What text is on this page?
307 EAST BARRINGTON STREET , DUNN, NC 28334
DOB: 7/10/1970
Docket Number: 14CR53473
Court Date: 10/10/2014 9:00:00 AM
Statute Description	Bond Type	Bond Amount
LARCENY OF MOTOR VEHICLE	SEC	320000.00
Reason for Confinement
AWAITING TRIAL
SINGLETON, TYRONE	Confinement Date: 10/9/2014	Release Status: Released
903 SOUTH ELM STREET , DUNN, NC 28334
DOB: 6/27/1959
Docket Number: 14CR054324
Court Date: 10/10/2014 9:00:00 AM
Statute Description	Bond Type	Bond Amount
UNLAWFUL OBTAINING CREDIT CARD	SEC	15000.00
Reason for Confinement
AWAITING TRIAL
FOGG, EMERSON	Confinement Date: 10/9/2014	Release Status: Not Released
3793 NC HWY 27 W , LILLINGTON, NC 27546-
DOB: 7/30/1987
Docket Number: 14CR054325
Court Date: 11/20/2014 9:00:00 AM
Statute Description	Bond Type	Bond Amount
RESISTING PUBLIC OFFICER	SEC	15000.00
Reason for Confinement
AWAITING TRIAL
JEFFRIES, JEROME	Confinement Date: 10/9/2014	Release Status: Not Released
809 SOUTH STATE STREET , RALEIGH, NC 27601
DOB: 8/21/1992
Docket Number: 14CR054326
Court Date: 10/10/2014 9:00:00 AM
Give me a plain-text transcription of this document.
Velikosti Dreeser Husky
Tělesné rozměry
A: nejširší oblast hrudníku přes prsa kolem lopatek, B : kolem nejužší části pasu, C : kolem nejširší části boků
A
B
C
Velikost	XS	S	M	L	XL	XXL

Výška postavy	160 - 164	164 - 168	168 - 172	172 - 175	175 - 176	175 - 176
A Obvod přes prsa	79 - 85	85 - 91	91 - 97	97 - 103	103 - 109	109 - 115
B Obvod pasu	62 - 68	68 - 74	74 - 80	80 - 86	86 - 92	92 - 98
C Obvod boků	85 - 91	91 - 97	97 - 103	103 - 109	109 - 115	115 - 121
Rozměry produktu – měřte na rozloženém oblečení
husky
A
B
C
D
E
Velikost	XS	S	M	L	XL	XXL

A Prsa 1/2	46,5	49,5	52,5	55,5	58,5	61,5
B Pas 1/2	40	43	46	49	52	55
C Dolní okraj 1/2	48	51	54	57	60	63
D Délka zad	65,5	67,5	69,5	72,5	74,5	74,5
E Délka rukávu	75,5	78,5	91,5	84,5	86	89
════════════════════
» **Instructions for the task**
The records above need to be transcribed in full. Keep every character unchanged.

» **Expected answer**
What text is on this page?
307 EAST BARRINGTON STREET , DUNN, NC 28334
DOB: 7/10/1970
Docket Number: 14CR53473
Court Date: 10/10/2014 9:00:00 AM
Statute Description	Bond Type	Bond Amount
LARCENY OF MOTOR VEHICLE	SEC	320000.00
Reason for Confinement
AWAITING TRIAL
SINGLETON, TYRONE	Confinement Date: 10/9/2014	Release Status: Released
903 SOUTH ELM STREET , DUNN, NC 28334
DOB: 6/27/1959
Docket Number: 14CR054324
Court Date: 10/10/2014 9:00:00 AM
Statute Description	Bond Type	Bond Amount
UNLAWFUL OBTAINING CREDIT CARD	SEC	15000.00
Reason for Confinement
AWAITING TRIAL
FOGG, EMERSON	Confinement Date: 10/9/2014	Release Status: Not Released
3793 NC HWY 27 W , LILLINGTON, NC 27546-
DOB: 7/30/1987
Docket Number: 14CR054325
Court Date: 11/20/2014 9:00:00 AM
Statute Description	Bond Type	Bond Amount
RESISTING PUBLIC OFFICER	SEC	15000.00
Reason for Confinement
AWAITING TRIAL
JEFFRIES, JEROME	Confinement Date: 10/9/2014	Release Status: Not Released
809 SOUTH STATE STREET , RALEIGH, NC 27601
DOB: 8/21/1992
Docket Number: 14CR054326
Court Date: 10/10/2014 9:00:00 AM
Give me a plain-text transcription of this document.
Velikosti Dreeser Husky
Tělesné rozměry
A: nejširší oblast hrudníku přes prsa kolem lopatek, B : kolem nejužší části pasu, C : kolem nejširší části boků
A
B
C
Velikost	XS	S	M	L	XL	XXL

Výška postavy	160 - 164	164 - 168	168 - 172	172 - 175	175 - 176	175 - 176
A Obvod přes prsa	79 - 85	85 - 91	91 - 97	97 - 103	103 - 109	109 - 115
B Obvod pasu	62 - 68	68 - 74	74 - 80	80 - 86	86 - 92	92 - 98
C Obvod boků	85 - 91	91 - 97	97 - 103	103 - 109	109 - 115	115 - 121
Rozměry produktu – měřte na rozloženém oblečení
husky
A
B
C
D
E
Velikost	XS	S	M	L	XL	XXL

A Prsa 1/2	46,5	49,5	52,5	55,5	58,5	61,5
B Pas 1/2	40	43	46	49	52	55
C Dolní okraj 1/2	48	51	54	57	60	63
D Délka zad	65,5	67,5	69,5	72,5	74,5	74,5
E Délka rukávu	75,5	78,5	91,5	84,5	86	89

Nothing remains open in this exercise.